With the song "Voljela sam, voljela" and the album Čežnja (1980), she merged folk and rock music. Her work was not received well by music critics, composers and colleagues. They said her music undermined traditional folk music. However, Čežnja was overwhelmingly accepted by the public, broke many industry records, and sold over a million copies, and the songs in new folk-rock manner attracted listeners who had never before listened to her or folk music.

With non-traditional business approach Hanka started attracting the media as well as the public: as the singer promoted the album Čežnja on Opatija festival of music, she also promoted it in Belgrade and had her first solo concert in Dom Sindikata, again musically produced by Nikola Borota – Radovan. Lazar Ristovski was on synthesizers, Džemo Novaković on lead guitar, Sanin Karić was playing bass, two double drum kits were deployed while Ljubiša Pavković and Mico Radovanović were only two traditional instrumentalists present on stage, sharing the lead accordion roles. A tour of Yugoslavia followed, and almost every song from the album became a hit, in particular the songs "Crne kose" (Black Hair), "Zbog tebe" (Because of You), "Čežnja" (Yearning) and "Zbogom" (Farewell).

In 1982, she released the album Sanjam (I’m Dreaming) with Milić Vukašinović as the main songwriter. With this album Milić created his life's work, while Hanka went from a popular singer to a big Yugoslav star. Taking into consideration that her own label "Sarajevo Disk" did not have its own record plant, the album, because of overwhelming demand, was manufactured and distributed by four different companies.

===1983–91: Južni Vetar, touring, and acting===
Hanka started her tour, and for the first time in folk music, held concerts in big sporting arenas across Yugoslavia. In Belgrade's "Dom sindikata" where, in seven days, she held a record-breaking 14 sold-out solo concerts. Similar to her previous studio album, almost every song on the album became a hit, especially the title song "Sanjam" and "Ja te volim" (It's You I Love). Likewise "Ljubav je radost i bol" (Love is Joy and Pain) and "Voljeni moj" (My Beloved). She received a Yugoslavian star award, four Oscars for popularity in a row, a few female artist of the year awards, a gold plaque for humanist award, and won the following festivals: "Ilidža," "Vogošća," "MESAM," and "Poselu" from 202 Radio Belgrade program.

Hanka has performed at the arenas "Lisinski," in Zagreb, Croatia, "Sava Center," in Belgrade, Serbia, and "Zetra," in Sarajevo, the capital of her home country Bosnia and Herzegovina. She held many humanitarian concerts. She represented Yugoslavia in International Festival in Berlin.
At this time production companies were competing for the rights for Hanka's new material. Hanka with help from her husband Muradif chose Belgrade's "Jugodisk." It was said that the bonus she received from Jugodisk is the highest in history of Yugoslavia. In 1983, she released the album Dobro došli prijatelji (Welcome Friends) again teaming up with songwriter Milić Vukašinović.

The next album, Tebi ljubavi (For You, My Love) was released in 1984, which was a tremendous success. The songs were written by Mišo Marković. The biggest hit off the album was the ballad "Ali pamtim još" (But I Still Remember).

[Records taken from a dataset]
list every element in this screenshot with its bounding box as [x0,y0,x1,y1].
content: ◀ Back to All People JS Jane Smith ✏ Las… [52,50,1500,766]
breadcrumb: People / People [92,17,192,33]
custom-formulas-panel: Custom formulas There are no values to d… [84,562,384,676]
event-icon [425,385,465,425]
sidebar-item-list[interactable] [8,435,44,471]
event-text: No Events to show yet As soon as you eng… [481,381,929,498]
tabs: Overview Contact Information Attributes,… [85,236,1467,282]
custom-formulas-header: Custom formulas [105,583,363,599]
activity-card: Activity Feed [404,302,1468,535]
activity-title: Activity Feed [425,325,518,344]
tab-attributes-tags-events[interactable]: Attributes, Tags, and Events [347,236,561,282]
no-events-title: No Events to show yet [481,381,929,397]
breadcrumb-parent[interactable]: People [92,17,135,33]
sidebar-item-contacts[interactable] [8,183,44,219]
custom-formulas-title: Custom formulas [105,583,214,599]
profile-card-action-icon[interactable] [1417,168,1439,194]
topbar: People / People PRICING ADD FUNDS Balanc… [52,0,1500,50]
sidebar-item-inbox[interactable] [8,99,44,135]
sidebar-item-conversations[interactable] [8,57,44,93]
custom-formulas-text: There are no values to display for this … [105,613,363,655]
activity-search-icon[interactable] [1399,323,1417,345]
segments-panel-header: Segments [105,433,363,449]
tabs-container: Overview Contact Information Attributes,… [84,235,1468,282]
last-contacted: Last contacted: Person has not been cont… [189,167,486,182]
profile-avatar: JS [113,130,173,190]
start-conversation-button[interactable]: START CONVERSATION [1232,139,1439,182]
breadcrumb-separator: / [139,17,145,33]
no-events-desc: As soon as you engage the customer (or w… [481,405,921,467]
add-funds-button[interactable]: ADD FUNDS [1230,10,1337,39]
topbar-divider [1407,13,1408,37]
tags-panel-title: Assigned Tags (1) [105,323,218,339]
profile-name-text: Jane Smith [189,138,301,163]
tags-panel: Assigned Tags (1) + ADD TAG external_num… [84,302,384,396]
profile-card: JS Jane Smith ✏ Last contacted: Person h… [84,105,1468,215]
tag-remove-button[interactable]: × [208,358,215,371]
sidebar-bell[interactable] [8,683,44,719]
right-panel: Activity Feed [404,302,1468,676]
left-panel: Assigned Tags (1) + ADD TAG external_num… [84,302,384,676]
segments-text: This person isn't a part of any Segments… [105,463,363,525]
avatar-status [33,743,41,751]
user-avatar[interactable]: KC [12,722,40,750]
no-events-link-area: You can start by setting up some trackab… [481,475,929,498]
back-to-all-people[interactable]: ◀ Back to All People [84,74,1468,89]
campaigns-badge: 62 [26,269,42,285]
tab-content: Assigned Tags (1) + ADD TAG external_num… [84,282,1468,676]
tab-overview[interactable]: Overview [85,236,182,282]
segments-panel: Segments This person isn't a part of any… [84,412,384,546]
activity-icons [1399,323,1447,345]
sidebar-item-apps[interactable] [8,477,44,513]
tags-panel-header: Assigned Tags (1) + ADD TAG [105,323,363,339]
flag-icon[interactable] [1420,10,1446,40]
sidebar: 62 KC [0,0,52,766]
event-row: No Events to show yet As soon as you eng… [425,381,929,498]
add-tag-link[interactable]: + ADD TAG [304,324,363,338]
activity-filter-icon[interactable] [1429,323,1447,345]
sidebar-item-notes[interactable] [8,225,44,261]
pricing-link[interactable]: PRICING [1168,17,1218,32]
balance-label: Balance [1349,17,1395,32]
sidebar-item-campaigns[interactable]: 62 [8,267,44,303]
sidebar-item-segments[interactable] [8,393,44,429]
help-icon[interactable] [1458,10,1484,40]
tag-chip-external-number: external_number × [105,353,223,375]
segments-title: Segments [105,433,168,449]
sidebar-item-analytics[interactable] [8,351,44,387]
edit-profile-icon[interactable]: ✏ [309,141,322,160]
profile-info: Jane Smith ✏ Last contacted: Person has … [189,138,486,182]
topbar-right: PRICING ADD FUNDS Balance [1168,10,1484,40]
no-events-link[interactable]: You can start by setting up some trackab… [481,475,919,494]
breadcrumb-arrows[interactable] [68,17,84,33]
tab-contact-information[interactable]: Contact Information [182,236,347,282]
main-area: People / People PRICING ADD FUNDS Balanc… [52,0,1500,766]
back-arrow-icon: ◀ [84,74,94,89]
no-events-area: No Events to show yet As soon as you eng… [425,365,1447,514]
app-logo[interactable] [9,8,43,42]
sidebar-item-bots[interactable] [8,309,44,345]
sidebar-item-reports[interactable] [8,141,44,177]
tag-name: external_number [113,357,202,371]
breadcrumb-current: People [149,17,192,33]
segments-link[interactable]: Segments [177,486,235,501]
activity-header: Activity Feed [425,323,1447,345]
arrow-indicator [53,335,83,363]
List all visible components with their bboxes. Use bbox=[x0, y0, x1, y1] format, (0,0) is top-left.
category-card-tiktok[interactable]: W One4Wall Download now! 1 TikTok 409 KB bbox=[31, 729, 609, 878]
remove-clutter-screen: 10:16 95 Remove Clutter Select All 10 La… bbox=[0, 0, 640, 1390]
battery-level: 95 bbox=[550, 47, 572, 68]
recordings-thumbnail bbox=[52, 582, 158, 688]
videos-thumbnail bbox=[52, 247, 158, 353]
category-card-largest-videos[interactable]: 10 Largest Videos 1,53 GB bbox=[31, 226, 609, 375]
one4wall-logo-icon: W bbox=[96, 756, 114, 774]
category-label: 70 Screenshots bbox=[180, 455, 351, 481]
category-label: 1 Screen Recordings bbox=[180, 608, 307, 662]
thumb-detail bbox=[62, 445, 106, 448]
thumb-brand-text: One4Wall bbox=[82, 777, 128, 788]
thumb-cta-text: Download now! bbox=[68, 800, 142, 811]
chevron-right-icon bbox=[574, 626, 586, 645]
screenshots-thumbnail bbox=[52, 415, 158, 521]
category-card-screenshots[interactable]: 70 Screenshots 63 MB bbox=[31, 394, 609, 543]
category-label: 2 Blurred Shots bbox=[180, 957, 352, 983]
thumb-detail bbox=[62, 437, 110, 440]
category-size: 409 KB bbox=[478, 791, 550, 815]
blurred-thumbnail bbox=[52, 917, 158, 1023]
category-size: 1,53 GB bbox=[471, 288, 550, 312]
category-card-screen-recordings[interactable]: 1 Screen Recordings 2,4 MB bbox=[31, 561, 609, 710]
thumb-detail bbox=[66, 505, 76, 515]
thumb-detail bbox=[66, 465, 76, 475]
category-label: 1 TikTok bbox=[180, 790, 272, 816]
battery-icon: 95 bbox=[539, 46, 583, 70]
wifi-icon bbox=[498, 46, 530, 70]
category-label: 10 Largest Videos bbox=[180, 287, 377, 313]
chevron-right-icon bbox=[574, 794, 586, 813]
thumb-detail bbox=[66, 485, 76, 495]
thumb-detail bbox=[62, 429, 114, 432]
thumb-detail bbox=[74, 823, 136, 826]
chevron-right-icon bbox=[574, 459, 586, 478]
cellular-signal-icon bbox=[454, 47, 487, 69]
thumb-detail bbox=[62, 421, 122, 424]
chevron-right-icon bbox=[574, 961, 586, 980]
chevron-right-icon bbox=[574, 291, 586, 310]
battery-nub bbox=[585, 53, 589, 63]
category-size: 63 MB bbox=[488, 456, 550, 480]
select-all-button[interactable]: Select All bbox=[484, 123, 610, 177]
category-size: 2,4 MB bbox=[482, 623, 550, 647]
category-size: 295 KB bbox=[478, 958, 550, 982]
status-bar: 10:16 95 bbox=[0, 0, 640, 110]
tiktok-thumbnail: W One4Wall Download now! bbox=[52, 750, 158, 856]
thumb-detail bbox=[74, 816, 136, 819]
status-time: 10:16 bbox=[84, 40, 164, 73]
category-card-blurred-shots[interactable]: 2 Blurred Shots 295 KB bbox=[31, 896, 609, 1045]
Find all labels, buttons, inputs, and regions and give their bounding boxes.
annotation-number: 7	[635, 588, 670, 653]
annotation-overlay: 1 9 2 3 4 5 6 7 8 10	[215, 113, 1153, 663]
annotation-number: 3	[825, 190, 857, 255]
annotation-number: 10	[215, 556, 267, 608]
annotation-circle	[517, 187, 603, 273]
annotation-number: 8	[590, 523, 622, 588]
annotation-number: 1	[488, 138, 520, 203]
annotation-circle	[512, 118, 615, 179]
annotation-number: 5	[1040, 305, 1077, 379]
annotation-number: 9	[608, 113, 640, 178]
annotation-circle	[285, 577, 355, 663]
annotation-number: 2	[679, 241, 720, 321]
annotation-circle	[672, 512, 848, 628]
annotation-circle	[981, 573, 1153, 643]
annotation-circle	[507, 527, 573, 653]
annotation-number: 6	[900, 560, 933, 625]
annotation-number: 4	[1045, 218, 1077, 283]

Questions ::
1 – Translate this sentence from the text on Hanka's career into Spanish: "In 1982, she released the album Sanjam (I’m Dreaming) with Milić Vukašinović as the main songwriter."
2 – Answer these questions from the text on Hanka's career:
(a) How many copies did the album Čežnja sell?
(b) Which Belgrade company did Hanka choose for her new material?
(c) Who wrote the songs on the album Tebi ljubavi?
3 – Carry the text on Hanka's career forward from its final sentence.

Results of the tasks ::
1 – En 1982 publicó el álbum Sanjam (Estoy soñando), con Milić Vukašinović como compositor principal.

2 –
(a) Over a million copies.
(b) Jugodisk.
(c) Mišo Marković.

3 –
In 1985, with composer Miodrag Ilić and ensemble Južni Vetar (Southern Wind) she recorded the album Nema kajanja (No Regrets). With this album she dominated the popular oriental folk genre, and made it one of the most successful albums of the year.

Once again, she went back to the studio with Milić Vukašinović in 1986 and recorded the album Bolno srce (Aching Heart), which brought many hits including a win at the festival of folk music "Vogošća" with the title song "Bolno srce." On this album she also recorded a sevdalinka called "Sjećaš li se djevo bajna" (Do You Remember the Stellar Maiden) with accordion player, Milorad Todorović.

She had a cameo in the Benjamin Filipović film Praznik u Sarajevu (Holiday in Sarajevo, 1991) in a scene with Emir Hadžihafizbegović.

Paldum married for the second time to a man named Fuad Hamzić. It also ended in divorce. She later called the marriage a "mistake".

===1992–95: Break up of Yugoslavia===
When Yugoslavia broke up and went into war, Paldum spent the entirety of the war in Bosnia and Herzegovina in Sarajevo between 1992 and 1995.

===1996–2008: Nek’ je od srca and Žena kao žena===
Paldum collaborated with Hari Varešanović, lead singer of the band Hari Mata Hari, on her 1999 album Nek’ je od srca (Let It Be From the Heart.) They recorded the hit song "Crni snijeg" (Black Snow) together. The ballad "Svaka rijeka moru stići će" (Every River Will Reach the Sea) was called the 'best song of the year' by radio stations.

In November 2004, she held a major concert in the Zetra Arena, marking three decades of her career. Guests included Halid Bešlić, Alka Vuica, Josipa Lisac, Esma Redžepova, Saša Matić and Milić Vukašinović.

She continued to release hit songs later in her career, such as "Žena kao žena" (A Woman Like a Woman), "Što da ne" (Why Not), "Sarajevo" and "Dođi" (Come Here) in 2006, released on the studio album Žena kao žena under the label Hayat Production. The ballad "Mojoj majci" (To My Mother) was the biggest hit off the album.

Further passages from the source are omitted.